» **Task material**
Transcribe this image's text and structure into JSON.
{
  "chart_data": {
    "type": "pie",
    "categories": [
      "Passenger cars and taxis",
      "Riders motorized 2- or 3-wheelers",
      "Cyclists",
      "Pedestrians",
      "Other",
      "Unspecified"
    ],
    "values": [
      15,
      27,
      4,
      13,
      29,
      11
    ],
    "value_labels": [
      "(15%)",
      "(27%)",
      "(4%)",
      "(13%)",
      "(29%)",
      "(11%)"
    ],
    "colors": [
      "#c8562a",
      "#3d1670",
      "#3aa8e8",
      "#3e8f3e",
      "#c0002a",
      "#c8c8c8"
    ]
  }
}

* * *

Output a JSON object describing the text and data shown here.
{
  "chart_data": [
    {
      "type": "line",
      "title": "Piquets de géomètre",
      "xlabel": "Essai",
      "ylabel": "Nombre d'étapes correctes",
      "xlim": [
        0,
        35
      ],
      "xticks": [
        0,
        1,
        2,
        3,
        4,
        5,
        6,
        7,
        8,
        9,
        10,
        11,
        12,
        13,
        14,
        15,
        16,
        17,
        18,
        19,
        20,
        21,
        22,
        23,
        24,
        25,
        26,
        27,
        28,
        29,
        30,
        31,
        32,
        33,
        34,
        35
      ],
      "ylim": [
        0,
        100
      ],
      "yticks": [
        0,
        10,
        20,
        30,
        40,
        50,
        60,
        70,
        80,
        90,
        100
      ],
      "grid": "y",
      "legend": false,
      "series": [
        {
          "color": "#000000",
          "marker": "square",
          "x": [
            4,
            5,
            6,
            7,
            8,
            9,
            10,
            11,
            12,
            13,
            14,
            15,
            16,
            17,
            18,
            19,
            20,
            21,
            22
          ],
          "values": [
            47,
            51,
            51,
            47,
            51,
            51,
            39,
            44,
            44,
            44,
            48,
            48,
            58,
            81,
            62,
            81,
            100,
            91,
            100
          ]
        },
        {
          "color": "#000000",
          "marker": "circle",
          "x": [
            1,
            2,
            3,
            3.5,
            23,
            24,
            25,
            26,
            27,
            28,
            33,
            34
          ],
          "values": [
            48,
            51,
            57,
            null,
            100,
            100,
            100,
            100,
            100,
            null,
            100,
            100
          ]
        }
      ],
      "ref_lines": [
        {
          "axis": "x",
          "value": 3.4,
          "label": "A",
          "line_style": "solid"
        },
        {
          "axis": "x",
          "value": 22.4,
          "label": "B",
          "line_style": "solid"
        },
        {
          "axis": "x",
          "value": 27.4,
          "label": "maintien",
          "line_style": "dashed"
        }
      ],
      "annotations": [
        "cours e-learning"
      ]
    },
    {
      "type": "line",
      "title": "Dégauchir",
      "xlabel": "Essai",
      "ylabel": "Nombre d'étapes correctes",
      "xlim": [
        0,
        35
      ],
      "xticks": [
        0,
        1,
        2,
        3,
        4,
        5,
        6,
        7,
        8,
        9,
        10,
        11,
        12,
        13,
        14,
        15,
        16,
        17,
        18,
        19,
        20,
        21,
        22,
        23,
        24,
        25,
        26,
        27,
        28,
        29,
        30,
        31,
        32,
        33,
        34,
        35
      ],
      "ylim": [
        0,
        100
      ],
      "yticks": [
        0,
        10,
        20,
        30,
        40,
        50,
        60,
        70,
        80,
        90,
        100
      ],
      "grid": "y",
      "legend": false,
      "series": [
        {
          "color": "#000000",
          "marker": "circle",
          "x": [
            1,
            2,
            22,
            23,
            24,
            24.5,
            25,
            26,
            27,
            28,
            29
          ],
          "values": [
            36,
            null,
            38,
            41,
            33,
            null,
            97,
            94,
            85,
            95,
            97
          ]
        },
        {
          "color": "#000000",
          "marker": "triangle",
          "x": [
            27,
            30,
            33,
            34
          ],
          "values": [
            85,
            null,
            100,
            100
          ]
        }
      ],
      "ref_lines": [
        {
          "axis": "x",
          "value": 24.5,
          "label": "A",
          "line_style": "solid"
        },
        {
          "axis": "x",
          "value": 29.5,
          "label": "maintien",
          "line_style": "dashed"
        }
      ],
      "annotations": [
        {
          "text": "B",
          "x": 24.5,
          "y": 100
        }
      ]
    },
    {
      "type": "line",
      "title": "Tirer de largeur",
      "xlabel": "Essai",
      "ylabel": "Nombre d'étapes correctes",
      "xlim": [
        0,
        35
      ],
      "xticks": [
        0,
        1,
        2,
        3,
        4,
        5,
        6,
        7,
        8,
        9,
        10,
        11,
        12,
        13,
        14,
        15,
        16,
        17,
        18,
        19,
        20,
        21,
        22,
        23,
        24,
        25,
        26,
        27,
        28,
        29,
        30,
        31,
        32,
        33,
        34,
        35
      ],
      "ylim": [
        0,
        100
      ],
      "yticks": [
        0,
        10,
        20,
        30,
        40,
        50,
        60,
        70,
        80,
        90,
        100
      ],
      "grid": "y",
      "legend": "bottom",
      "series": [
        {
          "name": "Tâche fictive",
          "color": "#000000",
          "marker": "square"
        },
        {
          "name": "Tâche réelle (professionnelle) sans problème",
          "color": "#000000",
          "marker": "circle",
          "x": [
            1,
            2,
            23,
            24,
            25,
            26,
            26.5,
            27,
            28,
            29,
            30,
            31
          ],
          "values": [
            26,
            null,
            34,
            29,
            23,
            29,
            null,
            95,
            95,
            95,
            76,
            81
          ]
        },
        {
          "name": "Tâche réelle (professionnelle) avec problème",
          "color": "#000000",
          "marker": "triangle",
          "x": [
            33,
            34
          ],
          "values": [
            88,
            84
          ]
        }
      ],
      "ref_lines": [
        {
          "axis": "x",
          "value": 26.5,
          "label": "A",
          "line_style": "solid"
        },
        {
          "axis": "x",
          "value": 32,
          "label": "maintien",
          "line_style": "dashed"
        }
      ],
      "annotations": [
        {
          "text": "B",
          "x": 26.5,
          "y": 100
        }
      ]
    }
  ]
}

...

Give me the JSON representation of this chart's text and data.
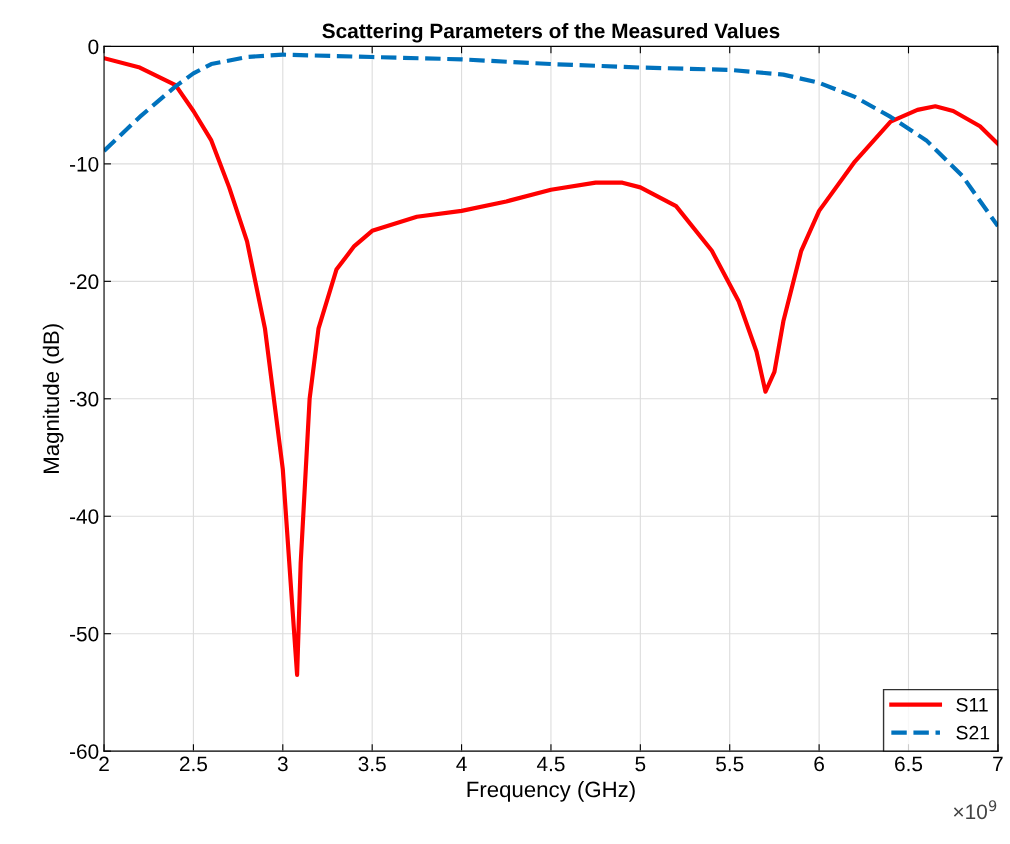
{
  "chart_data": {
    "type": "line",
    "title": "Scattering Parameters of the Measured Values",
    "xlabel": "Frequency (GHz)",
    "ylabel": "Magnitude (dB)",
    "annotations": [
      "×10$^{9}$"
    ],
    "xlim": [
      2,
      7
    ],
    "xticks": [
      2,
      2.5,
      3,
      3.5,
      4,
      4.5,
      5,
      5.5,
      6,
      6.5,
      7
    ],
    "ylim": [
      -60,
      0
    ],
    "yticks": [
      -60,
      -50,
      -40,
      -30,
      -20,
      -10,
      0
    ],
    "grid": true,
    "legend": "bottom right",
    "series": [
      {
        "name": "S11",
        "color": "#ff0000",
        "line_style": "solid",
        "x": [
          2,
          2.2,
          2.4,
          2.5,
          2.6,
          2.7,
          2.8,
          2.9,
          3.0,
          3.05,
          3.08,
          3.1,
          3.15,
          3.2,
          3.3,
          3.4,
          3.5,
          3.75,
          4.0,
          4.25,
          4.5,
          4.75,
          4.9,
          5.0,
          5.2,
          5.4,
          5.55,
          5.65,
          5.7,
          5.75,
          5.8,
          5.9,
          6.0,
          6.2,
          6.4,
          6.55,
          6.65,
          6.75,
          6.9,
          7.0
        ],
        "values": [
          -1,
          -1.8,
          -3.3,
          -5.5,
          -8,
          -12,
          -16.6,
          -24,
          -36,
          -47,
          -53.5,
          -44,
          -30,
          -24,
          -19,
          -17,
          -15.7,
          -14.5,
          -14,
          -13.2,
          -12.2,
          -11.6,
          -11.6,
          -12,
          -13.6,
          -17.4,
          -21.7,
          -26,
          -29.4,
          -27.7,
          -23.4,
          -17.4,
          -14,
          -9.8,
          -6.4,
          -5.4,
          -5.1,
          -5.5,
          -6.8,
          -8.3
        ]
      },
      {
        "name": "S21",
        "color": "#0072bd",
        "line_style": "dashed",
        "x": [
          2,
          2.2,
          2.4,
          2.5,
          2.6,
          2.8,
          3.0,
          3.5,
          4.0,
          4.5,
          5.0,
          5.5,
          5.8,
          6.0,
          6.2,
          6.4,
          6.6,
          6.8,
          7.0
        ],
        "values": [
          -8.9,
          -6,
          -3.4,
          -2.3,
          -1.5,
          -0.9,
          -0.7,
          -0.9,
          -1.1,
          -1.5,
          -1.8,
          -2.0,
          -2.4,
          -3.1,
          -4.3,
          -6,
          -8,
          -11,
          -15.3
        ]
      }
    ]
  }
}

» **Stated problem**
Look through the data and gather every line with the string "professionnelle" in it.

» **Solution to the problem**
          "name": "Tâche réelle (professionnelle) sans problème",
          "name": "Tâche réelle (professionnelle) avec problème",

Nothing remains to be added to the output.